» **To do**:
Reproduce every line of the data below without any changes.

» **Provided entries**:

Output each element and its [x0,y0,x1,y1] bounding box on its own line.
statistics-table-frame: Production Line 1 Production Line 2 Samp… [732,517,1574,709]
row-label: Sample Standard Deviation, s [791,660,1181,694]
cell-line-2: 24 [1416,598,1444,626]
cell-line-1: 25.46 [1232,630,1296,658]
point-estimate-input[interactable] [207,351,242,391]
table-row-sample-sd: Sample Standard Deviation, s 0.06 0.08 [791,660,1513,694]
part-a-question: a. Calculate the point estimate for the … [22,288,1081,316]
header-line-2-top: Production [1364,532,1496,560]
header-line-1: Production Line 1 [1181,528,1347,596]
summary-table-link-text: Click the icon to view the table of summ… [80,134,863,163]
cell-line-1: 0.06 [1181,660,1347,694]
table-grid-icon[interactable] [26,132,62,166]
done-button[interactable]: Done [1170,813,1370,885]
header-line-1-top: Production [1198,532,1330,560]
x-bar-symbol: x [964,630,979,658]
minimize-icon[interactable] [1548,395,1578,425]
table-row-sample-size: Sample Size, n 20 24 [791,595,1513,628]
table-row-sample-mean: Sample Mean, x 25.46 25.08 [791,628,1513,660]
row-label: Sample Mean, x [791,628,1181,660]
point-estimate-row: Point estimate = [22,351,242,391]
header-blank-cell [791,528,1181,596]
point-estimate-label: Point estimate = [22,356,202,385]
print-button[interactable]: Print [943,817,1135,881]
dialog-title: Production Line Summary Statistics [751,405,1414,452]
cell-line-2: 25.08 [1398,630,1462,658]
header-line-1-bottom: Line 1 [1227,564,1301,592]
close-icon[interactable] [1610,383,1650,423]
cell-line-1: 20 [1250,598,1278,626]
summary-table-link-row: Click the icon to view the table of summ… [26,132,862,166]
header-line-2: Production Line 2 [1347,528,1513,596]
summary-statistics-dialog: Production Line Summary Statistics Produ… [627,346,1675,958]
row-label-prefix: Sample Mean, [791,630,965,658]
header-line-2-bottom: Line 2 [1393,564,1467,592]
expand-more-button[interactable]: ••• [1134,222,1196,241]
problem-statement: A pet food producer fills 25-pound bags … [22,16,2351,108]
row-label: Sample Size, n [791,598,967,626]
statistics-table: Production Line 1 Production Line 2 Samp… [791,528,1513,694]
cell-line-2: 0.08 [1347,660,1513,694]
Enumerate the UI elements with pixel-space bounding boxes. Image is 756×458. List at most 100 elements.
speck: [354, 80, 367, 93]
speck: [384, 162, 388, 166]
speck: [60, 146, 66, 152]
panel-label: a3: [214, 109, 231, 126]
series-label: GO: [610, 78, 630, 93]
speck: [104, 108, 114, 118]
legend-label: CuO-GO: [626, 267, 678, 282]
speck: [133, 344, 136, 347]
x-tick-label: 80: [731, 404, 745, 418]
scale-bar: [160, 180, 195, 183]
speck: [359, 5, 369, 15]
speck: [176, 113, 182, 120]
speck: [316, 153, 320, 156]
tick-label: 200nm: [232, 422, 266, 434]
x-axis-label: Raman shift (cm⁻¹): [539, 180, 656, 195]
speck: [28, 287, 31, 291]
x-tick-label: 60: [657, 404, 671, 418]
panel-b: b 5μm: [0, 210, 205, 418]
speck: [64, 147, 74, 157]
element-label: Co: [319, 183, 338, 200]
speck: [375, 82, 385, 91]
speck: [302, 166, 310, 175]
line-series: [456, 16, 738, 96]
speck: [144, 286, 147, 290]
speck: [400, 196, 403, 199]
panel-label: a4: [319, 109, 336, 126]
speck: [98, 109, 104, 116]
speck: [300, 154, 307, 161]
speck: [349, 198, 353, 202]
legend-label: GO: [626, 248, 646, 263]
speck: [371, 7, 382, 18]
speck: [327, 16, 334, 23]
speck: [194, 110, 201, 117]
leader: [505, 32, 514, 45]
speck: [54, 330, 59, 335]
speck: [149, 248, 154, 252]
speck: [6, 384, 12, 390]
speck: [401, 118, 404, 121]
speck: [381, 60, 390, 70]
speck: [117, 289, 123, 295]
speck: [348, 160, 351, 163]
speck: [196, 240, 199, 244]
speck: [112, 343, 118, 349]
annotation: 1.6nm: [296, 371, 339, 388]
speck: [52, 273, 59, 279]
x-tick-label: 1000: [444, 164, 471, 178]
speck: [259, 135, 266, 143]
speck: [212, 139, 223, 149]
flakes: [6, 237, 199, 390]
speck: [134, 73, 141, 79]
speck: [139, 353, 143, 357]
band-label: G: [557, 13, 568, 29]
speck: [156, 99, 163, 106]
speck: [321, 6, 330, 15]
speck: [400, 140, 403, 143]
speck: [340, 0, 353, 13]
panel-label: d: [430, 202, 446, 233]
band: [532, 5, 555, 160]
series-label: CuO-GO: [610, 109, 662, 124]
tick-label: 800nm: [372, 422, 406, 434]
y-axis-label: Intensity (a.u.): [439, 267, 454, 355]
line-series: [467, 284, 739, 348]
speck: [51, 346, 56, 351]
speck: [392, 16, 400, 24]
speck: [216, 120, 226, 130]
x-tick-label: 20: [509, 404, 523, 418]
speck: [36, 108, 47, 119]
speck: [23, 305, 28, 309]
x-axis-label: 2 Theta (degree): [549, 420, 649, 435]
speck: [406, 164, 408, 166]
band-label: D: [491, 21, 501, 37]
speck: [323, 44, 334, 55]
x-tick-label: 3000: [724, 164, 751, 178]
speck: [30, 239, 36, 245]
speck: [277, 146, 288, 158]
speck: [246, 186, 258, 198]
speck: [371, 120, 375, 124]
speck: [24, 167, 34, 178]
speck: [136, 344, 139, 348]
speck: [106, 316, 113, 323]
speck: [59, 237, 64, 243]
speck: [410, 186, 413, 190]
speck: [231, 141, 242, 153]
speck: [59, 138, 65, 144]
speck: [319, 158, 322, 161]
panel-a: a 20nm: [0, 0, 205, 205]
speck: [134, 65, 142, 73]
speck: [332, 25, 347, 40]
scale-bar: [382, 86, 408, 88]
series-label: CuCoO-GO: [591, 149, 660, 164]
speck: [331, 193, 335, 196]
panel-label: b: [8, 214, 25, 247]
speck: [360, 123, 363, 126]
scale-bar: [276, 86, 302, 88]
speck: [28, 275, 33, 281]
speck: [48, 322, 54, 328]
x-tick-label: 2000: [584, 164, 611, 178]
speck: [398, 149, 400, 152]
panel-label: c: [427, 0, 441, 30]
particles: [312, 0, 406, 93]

» **Answer for the task**:
Output each element and its [x0,y0,x1,y1] bounding box on its own line.
statistics-table-frame: Production Line 1 Production Line 2 Samp… [732,517,1574,709]
row-label: Sample Standard Deviation, s [791,660,1181,694]
cell-line-2: 24 [1416,598,1444,626]
cell-line-1: 25.46 [1232,630,1296,658]
point-estimate-input[interactable] [207,351,242,391]
table-row-sample-sd: Sample Standard Deviation, s 0.06 0.08 [791,660,1513,694]
part-a-question: a. Calculate the point estimate for the … [22,288,1081,316]
header-line-2-top: Production [1364,532,1496,560]
header-line-1: Production Line 1 [1181,528,1347,596]
summary-table-link-text: Click the icon to view the table of summ… [80,134,863,163]
cell-line-1: 0.06 [1181,660,1347,694]
table-grid-icon[interactable] [26,132,62,166]
done-button[interactable]: Done [1170,813,1370,885]
header-line-1-top: Production [1198,532,1330,560]
x-bar-symbol: x [964,630,979,658]
minimize-icon[interactable] [1548,395,1578,425]
table-row-sample-size: Sample Size, n 20 24 [791,595,1513,628]
table-row-sample-mean: Sample Mean, x 25.46 25.08 [791,628,1513,660]
row-label: Sample Mean, x [791,628,1181,660]
point-estimate-row: Point estimate = [22,351,242,391]
header-blank-cell [791,528,1181,596]
point-estimate-label: Point estimate = [22,356,202,385]
print-button[interactable]: Print [943,817,1135,881]
dialog-title: Production Line Summary Statistics [751,405,1414,452]
cell-line-2: 25.08 [1398,630,1462,658]
header-line-1-bottom: Line 1 [1227,564,1301,592]
close-icon[interactable] [1610,383,1650,423]
cell-line-1: 20 [1250,598,1278,626]
summary-table-link-row: Click the icon to view the table of summ… [26,132,862,166]
header-line-2: Production Line 2 [1347,528,1513,596]
summary-statistics-dialog: Production Line Summary Statistics Produ… [627,346,1675,958]
row-label-prefix: Sample Mean, [791,630,965,658]
header-line-2-bottom: Line 2 [1393,564,1467,592]
expand-more-button[interactable]: ••• [1134,222,1196,241]
problem-statement: A pet food producer fills 25-pound bags … [22,16,2351,108]
row-label: Sample Size, n [791,598,967,626]
statistics-table: Production Line 1 Production Line 2 Samp… [791,528,1513,694]
cell-line-2: 0.08 [1347,660,1513,694]
Enumerate the UI elements with pixel-space bounding boxes. Image is 756×458. List at most 100 elements.
speck: [354, 80, 367, 93]
speck: [384, 162, 388, 166]
speck: [60, 146, 66, 152]
panel-label: a3: [214, 109, 231, 126]
series-label: GO: [610, 78, 630, 93]
speck: [104, 108, 114, 118]
legend-label: CuO-GO: [626, 267, 678, 282]
speck: [133, 344, 136, 347]
x-tick-label: 80: [731, 404, 745, 418]
scale-bar: [160, 180, 195, 183]
speck: [359, 5, 369, 15]
speck: [176, 113, 182, 120]
speck: [316, 153, 320, 156]
tick-label: 200nm: [232, 422, 266, 434]
x-axis-label: Raman shift (cm⁻¹): [539, 180, 656, 195]
speck: [28, 287, 31, 291]
x-tick-label: 60: [657, 404, 671, 418]
panel-b: b 5μm: [0, 210, 205, 418]
speck: [64, 147, 74, 157]
element-label: Co: [319, 183, 338, 200]
speck: [375, 82, 385, 91]
speck: [302, 166, 310, 175]
line-series: [456, 16, 738, 96]
speck: [144, 286, 147, 290]
speck: [400, 196, 403, 199]
panel-label: a4: [319, 109, 336, 126]
speck: [98, 109, 104, 116]
speck: [300, 154, 307, 161]
speck: [349, 198, 353, 202]
legend-label: GO: [626, 248, 646, 263]
speck: [371, 7, 382, 18]
speck: [327, 16, 334, 23]
speck: [194, 110, 201, 117]
leader: [505, 32, 514, 45]
speck: [54, 330, 59, 335]
speck: [149, 248, 154, 252]
speck: [6, 384, 12, 390]
speck: [401, 118, 404, 121]
speck: [381, 60, 390, 70]
speck: [117, 289, 123, 295]
speck: [348, 160, 351, 163]
speck: [196, 240, 199, 244]
speck: [112, 343, 118, 349]
annotation: 1.6nm: [296, 371, 339, 388]
speck: [52, 273, 59, 279]
x-tick-label: 1000: [444, 164, 471, 178]
speck: [259, 135, 266, 143]
speck: [212, 139, 223, 149]
flakes: [6, 237, 199, 390]
speck: [134, 73, 141, 79]
speck: [139, 353, 143, 357]
band-label: G: [557, 13, 568, 29]
speck: [156, 99, 163, 106]
speck: [321, 6, 330, 15]
speck: [400, 140, 403, 143]
speck: [340, 0, 353, 13]
panel-label: d: [430, 202, 446, 233]
band: [532, 5, 555, 160]
series-label: CuO-GO: [610, 109, 662, 124]
tick-label: 800nm: [372, 422, 406, 434]
y-axis-label: Intensity (a.u.): [439, 267, 454, 355]
line-series: [467, 284, 739, 348]
speck: [51, 346, 56, 351]
speck: [392, 16, 400, 24]
speck: [216, 120, 226, 130]
x-tick-label: 20: [509, 404, 523, 418]
speck: [36, 108, 47, 119]
speck: [23, 305, 28, 309]
x-axis-label: 2 Theta (degree): [549, 420, 649, 435]
speck: [406, 164, 408, 166]
band-label: D: [491, 21, 501, 37]
speck: [323, 44, 334, 55]
x-tick-label: 3000: [724, 164, 751, 178]
speck: [30, 239, 36, 245]
speck: [277, 146, 288, 158]
speck: [246, 186, 258, 198]
speck: [371, 120, 375, 124]
speck: [24, 167, 34, 178]
speck: [136, 344, 139, 348]
speck: [106, 316, 113, 323]
speck: [59, 237, 64, 243]
speck: [410, 186, 413, 190]
speck: [231, 141, 242, 153]
speck: [59, 138, 65, 144]
speck: [319, 158, 322, 161]
panel-a: a 20nm: [0, 0, 205, 205]
speck: [134, 65, 142, 73]
speck: [332, 25, 347, 40]
scale-bar: [382, 86, 408, 88]
series-label: CuCoO-GO: [591, 149, 660, 164]
speck: [331, 193, 335, 196]
panel-label: b: [8, 214, 25, 247]
speck: [360, 123, 363, 126]
scale-bar: [276, 86, 302, 88]
speck: [28, 275, 33, 281]
speck: [48, 322, 54, 328]
x-tick-label: 2000: [584, 164, 611, 178]
speck: [398, 149, 400, 152]
panel-label: c: [427, 0, 441, 30]
particles: [312, 0, 406, 93]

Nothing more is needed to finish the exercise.